### SUPPLIED RECORDS
************

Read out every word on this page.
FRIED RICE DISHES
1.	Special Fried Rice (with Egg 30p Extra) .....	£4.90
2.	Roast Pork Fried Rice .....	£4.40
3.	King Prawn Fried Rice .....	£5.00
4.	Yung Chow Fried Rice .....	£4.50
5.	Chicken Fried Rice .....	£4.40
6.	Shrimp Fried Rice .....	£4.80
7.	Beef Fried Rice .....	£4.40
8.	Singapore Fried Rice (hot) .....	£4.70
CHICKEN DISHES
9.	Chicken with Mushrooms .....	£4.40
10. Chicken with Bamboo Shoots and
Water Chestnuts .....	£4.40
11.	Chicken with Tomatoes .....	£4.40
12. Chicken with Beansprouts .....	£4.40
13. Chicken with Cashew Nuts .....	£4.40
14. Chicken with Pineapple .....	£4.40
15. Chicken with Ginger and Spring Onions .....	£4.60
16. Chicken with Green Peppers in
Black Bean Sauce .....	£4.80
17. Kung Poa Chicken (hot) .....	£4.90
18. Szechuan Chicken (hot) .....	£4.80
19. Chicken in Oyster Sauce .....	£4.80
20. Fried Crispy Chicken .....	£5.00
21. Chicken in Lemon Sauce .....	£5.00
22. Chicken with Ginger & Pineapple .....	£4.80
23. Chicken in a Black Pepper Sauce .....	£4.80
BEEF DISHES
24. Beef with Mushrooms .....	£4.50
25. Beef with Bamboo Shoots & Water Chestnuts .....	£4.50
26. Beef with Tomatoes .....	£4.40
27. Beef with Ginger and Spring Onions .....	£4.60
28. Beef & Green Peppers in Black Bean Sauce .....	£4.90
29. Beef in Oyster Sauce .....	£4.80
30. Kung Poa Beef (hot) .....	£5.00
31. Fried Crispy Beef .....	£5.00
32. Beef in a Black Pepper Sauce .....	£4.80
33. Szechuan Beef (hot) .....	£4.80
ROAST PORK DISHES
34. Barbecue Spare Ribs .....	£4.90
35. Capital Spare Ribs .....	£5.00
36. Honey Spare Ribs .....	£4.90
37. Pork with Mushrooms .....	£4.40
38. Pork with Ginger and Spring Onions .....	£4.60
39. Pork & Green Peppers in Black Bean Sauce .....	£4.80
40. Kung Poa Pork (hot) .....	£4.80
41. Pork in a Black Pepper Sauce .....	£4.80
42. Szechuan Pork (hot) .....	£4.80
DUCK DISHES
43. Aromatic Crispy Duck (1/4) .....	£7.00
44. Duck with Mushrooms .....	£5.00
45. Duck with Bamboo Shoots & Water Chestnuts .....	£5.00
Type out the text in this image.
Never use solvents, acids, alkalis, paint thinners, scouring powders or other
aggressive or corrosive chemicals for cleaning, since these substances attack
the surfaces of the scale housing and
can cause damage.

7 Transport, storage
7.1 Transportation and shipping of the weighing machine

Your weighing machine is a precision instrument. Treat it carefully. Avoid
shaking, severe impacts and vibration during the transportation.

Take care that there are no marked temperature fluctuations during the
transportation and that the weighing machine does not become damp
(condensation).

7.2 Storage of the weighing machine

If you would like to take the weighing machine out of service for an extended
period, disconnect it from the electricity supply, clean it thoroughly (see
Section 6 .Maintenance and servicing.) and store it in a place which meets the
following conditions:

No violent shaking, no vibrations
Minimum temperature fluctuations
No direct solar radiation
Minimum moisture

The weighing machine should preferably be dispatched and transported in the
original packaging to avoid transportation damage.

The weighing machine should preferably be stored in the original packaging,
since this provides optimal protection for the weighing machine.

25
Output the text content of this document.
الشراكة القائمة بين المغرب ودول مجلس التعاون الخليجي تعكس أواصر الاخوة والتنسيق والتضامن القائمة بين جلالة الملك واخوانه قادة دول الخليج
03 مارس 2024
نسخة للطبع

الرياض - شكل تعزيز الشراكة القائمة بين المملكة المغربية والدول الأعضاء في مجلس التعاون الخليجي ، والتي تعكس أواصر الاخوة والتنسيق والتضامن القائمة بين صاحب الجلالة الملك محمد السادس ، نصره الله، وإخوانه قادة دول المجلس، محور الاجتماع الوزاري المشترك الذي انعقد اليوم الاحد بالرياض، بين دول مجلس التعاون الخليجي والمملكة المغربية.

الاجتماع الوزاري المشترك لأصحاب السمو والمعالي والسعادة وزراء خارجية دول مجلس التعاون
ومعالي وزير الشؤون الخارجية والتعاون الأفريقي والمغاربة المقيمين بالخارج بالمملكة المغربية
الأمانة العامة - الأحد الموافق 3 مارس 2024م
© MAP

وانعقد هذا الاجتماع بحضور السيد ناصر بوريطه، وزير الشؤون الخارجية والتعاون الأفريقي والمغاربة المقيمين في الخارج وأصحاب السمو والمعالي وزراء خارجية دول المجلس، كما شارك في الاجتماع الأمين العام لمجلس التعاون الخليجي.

************

### WRITTEN TASK
Your task is to list each line of the records with the word "text".

### TASK SOLUTION
Type out the text in this image.
Output the text content of this document.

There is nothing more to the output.